=== Text to read ===
= = = = = = =

Quick Links

identifying duplicates in table with redundancies

From:	Tarlika Elisabeth Schmitz <postgresql(at)numerixtechnology(dot)de>
To:	pgsql-sql(at)postgresql(dot)org
Subject:	identifying duplicates in table with redundancies
Date:	2010-09-23 21:39:40
Message-ID:	20100923223940.5019475e@dick.coachhouse
Views:	Whole Thread \| Raw Message \| Download mbox \| Resend email
Thread:
Lists:	pgsql-sql

I loaded data from a spread into a interim table so I can analyze the
quality of the data.

The table contains an entry for every student (250K records) and his
trainer. Eventually, I want to extract a unique list of trainers from
it. But first of all I want to check for duplicates:

1) multiples trainer names for same trainer id
2) multiple trainer ids for same trainer name

I cobbled together the SQL and it does the job but it seems rather
convoluted. I would like to know how I can improve it.

= = = = = = =

=== Stored data ===
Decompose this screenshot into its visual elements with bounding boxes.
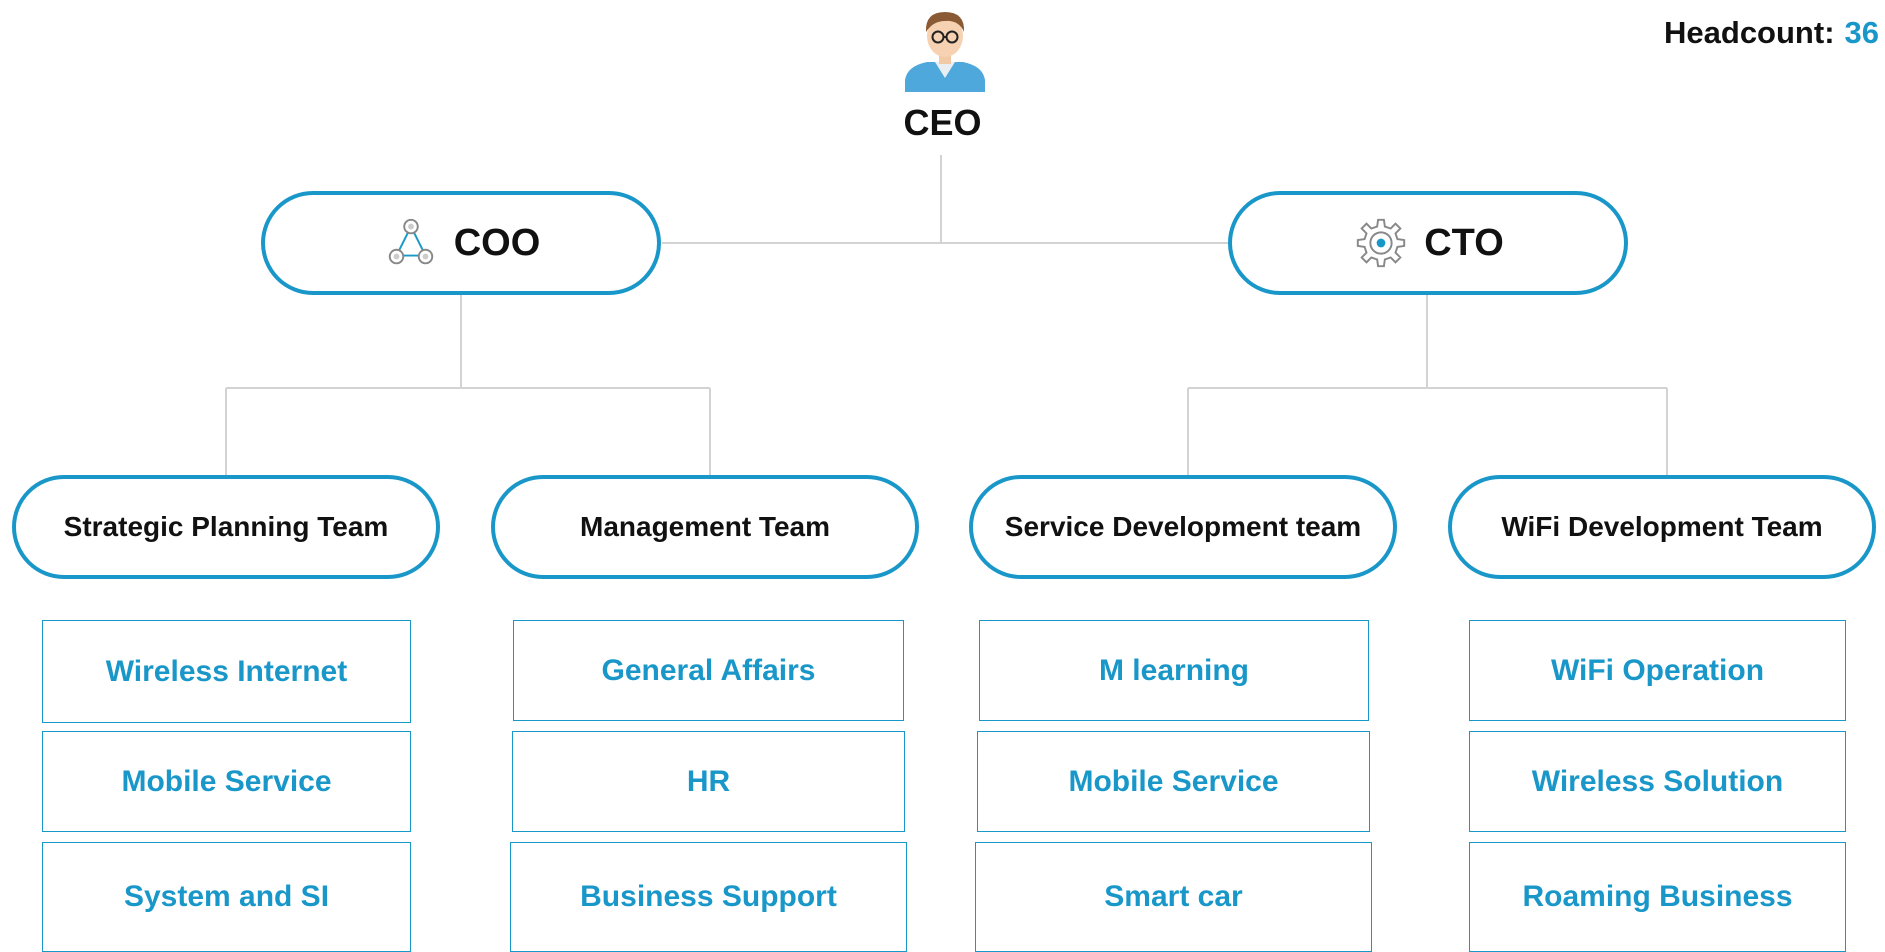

= = = = = = =

=== Exercise goal ===
Please give the number of student records in the table described in the post about identifying duplicate trainers.

=== Reply to the exercise ===
250K records.